**EXERCISE PROMPT**
Reply only with how many lines contain the word "loose".

# Start of TASK INPUTS

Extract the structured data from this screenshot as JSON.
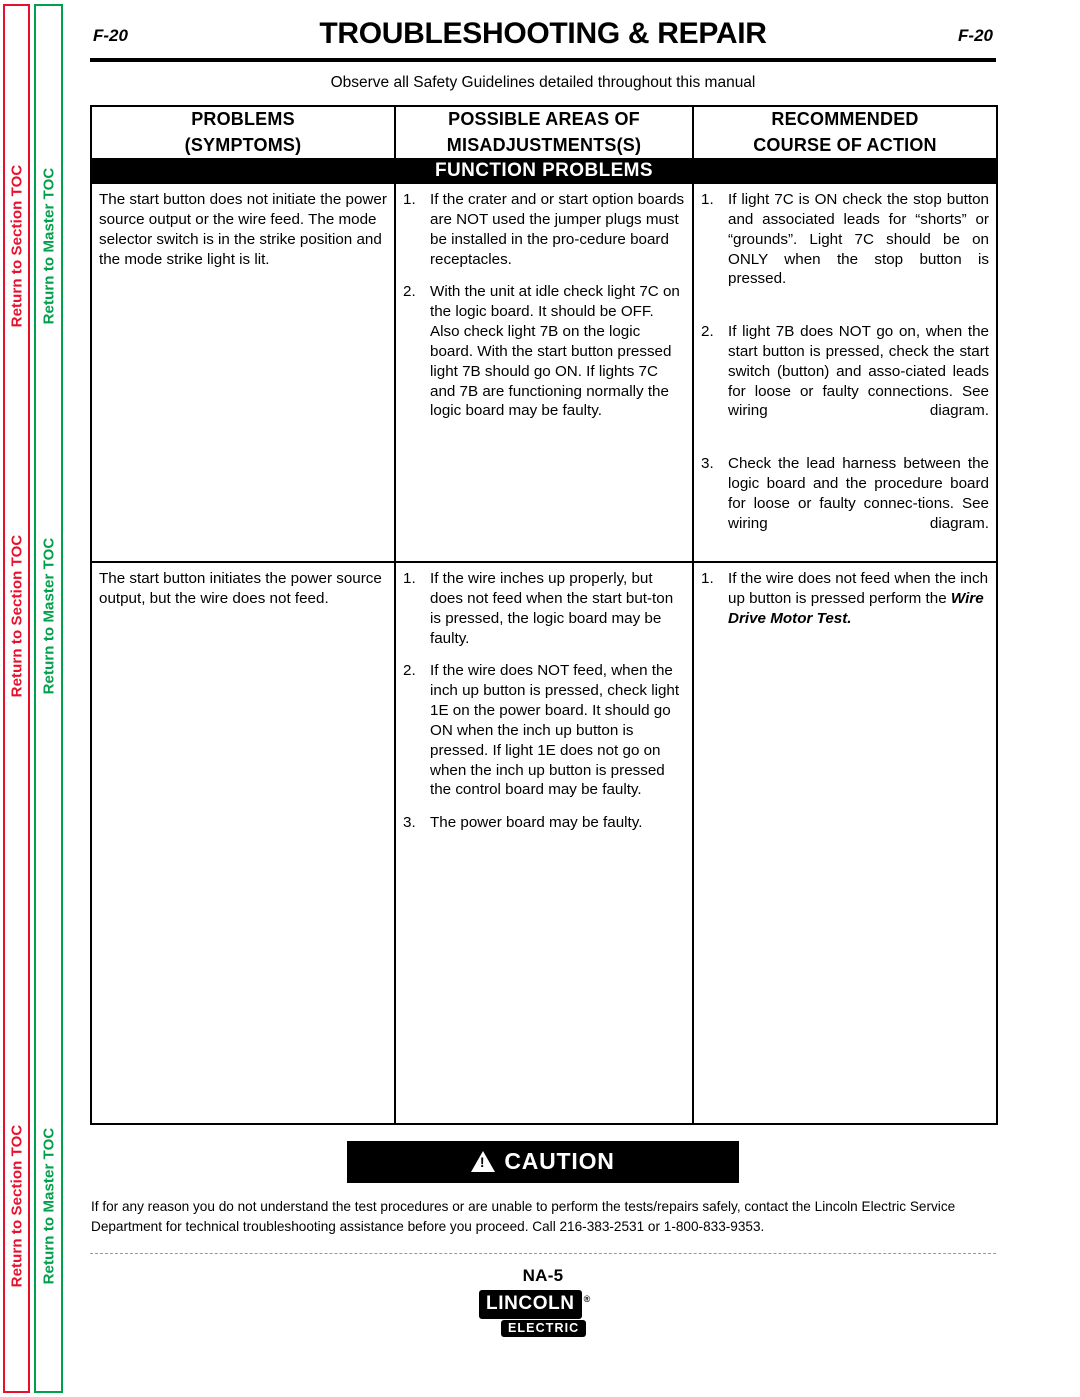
{
  "sidebar": {
    "section_toc_label": "Return to Section TOC",
    "master_toc_label": "Return to Master TOC",
    "section_toc_color": "#e8112d",
    "master_toc_color": "#00a14b",
    "repeat_count": 3
  },
  "header": {
    "folio_left": "F-20",
    "folio_right": "F-20",
    "title": "TROUBLESHOOTING & REPAIR",
    "safety_note": "Observe all Safety Guidelines detailed throughout this manual"
  },
  "table": {
    "columns": [
      {
        "line1": "PROBLEMS",
        "line2": "(SYMPTOMS)"
      },
      {
        "line1": "POSSIBLE AREAS OF",
        "line2": "MISADJUSTMENTS(S)"
      },
      {
        "line1": "RECOMMENDED",
        "line2": "COURSE OF ACTION"
      }
    ],
    "section_band": "FUNCTION  PROBLEMS",
    "rows": [
      {
        "symptom": "The start button does not initiate the power source output or the wire feed.  The mode selector switch is in the strike position and the mode strike light is lit.",
        "possible_areas": [
          {
            "num": "1.",
            "text": "If the crater and or start option boards are NOT used the jumper plugs must be installed in the pro-cedure board receptacles."
          },
          {
            "num": "2.",
            "text": "With the unit at idle check light 7C on the logic board.  It should be OFF.   Also check light 7B on the logic board.  With the start button pressed light 7B should go ON.  If lights 7C and 7B are functioning normally the logic board may be faulty."
          }
        ],
        "recommended": [
          {
            "num": "1.",
            "text": "If light 7C is ON check the stop button and associated leads for “shorts” or “grounds”.  Light 7C should be on ONLY when the stop button is pressed."
          },
          {
            "num": "2.",
            "text": "If light 7B does NOT go on, when the start button is pressed, check the start switch (button) and asso-ciated leads for loose or faulty connections.  See wiring diagram."
          },
          {
            "num": "3.",
            "text": "Check the lead harness between the logic board and the procedure board for loose or faulty connec-tions.   See  wiring  diagram."
          }
        ]
      },
      {
        "symptom": "The start button initiates the power source output, but the wire does not feed.",
        "possible_areas": [
          {
            "num": "1.",
            "text": "If the wire inches up properly, but does not feed when the start but-ton is pressed,  the logic board may be faulty."
          },
          {
            "num": "2.",
            "text": "If the wire does NOT feed, when the inch up button is pressed, check light 1E on the power board.  It should go ON when the inch up button is pressed.  If light 1E does not go on when the inch up button is pressed  the control board may be faulty."
          },
          {
            "num": "3.",
            "text": "The power board may be faulty."
          }
        ],
        "recommended": [
          {
            "num": "1.",
            "prefix": "If the wire does not feed when the inch up button is pressed perform the ",
            "emphasis": "Wire Drive Motor Test."
          }
        ]
      }
    ]
  },
  "caution": {
    "label": "CAUTION",
    "icon": "warning-triangle-icon",
    "body": "If for any reason you do not understand the test procedures or are unable to perform the tests/repairs safely, contact the Lincoln Electric Service Department for technical troubleshooting assistance before you proceed. Call 216-383-2531 or 1-800-833-9353."
  },
  "footer": {
    "model": "NA-5",
    "logo_top": "LINCOLN",
    "logo_registered": "®",
    "logo_bottom": "ELECTRIC"
  }
}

# End of TASK INPUTS

**EXERCISE SOLUTION**
2